** START OF EXERCISE INPUT **

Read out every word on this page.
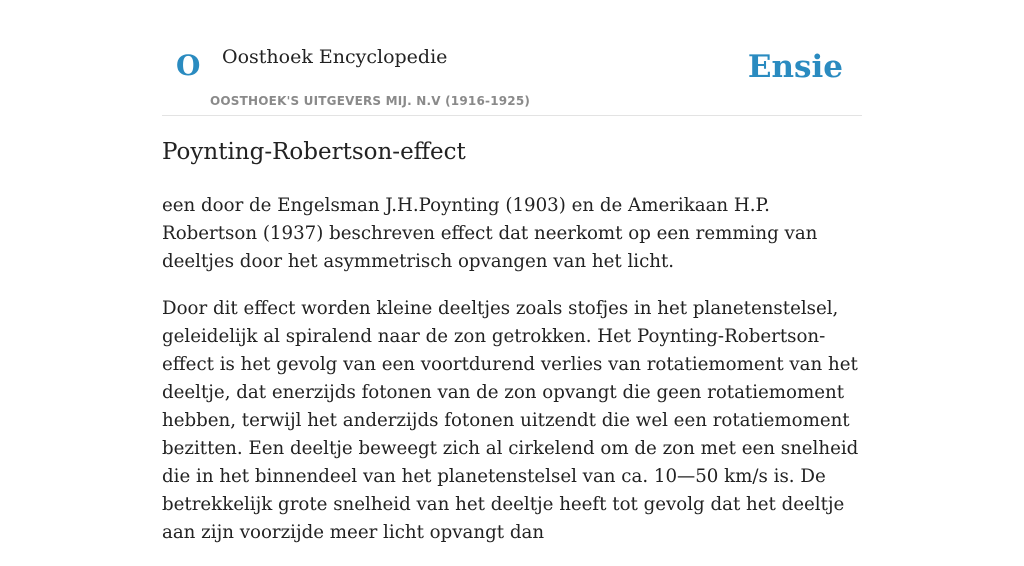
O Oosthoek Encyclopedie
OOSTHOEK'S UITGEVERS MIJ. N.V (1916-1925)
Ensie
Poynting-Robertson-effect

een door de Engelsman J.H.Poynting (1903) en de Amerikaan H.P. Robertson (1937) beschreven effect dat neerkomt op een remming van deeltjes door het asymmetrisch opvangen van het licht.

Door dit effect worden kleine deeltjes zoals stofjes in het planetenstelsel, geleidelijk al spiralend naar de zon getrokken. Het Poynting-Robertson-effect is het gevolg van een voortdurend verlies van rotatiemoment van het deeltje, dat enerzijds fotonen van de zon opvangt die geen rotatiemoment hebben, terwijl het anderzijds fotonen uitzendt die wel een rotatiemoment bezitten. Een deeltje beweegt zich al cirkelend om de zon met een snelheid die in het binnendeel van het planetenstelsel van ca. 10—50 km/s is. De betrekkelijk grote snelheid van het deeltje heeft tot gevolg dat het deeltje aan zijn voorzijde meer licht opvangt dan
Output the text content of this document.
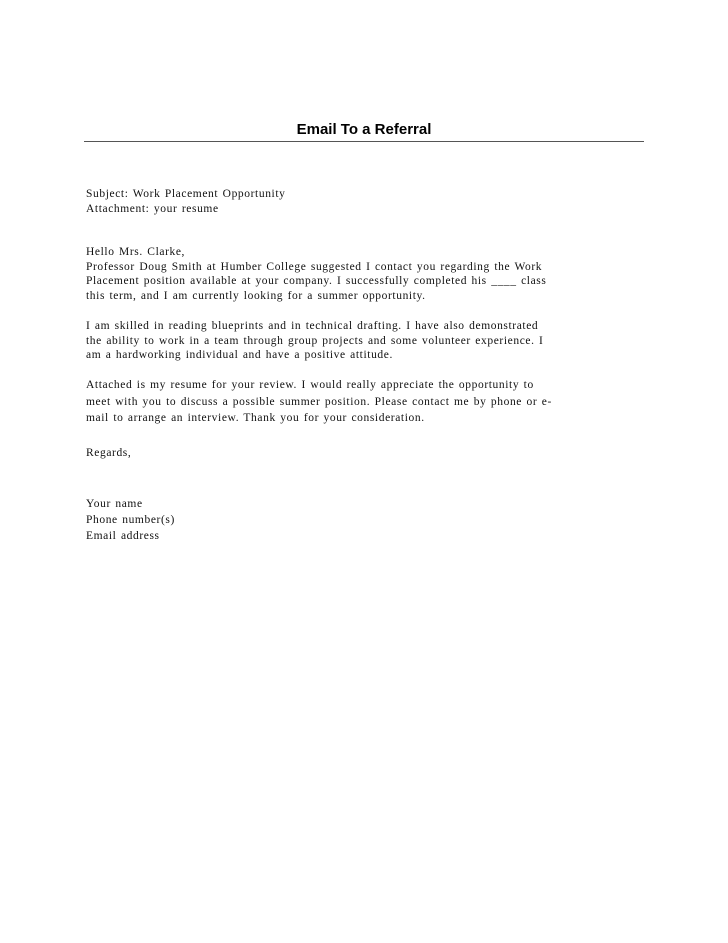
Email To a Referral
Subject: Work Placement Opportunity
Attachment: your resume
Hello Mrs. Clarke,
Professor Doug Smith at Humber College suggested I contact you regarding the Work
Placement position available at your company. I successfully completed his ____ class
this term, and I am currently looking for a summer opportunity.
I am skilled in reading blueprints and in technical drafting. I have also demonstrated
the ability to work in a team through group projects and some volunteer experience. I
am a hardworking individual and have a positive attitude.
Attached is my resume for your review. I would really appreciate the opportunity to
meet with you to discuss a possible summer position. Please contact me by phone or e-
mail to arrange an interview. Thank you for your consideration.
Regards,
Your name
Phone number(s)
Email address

** END OF EXERCISE INPUT **

[WHAT YOU WILL DO]
Without any pictures, write out the lines running from the one containing "Output the text content of this document." through the end of the listing above, both included, exactly as given.

[WRITTEN RESPONSE]
Output the text content of this document.
Email To a Referral
Subject: Work Placement Opportunity
Attachment: your resume
Hello Mrs. Clarke,
Professor Doug Smith at Humber College suggested I contact you regarding the Work
Placement position available at your company. I successfully completed his ____ class
this term, and I am currently looking for a summer opportunity.
I am skilled in reading blueprints and in technical drafting. I have also demonstrated
the ability to work in a team through group projects and some volunteer experience. I
am a hardworking individual and have a positive attitude.
Attached is my resume for your review. I would really appreciate the opportunity to
meet with you to discuss a possible summer position. Please contact me by phone or e-
mail to arrange an interview. Thank you for your consideration.
Regards,
Your name
Phone number(s)
Email address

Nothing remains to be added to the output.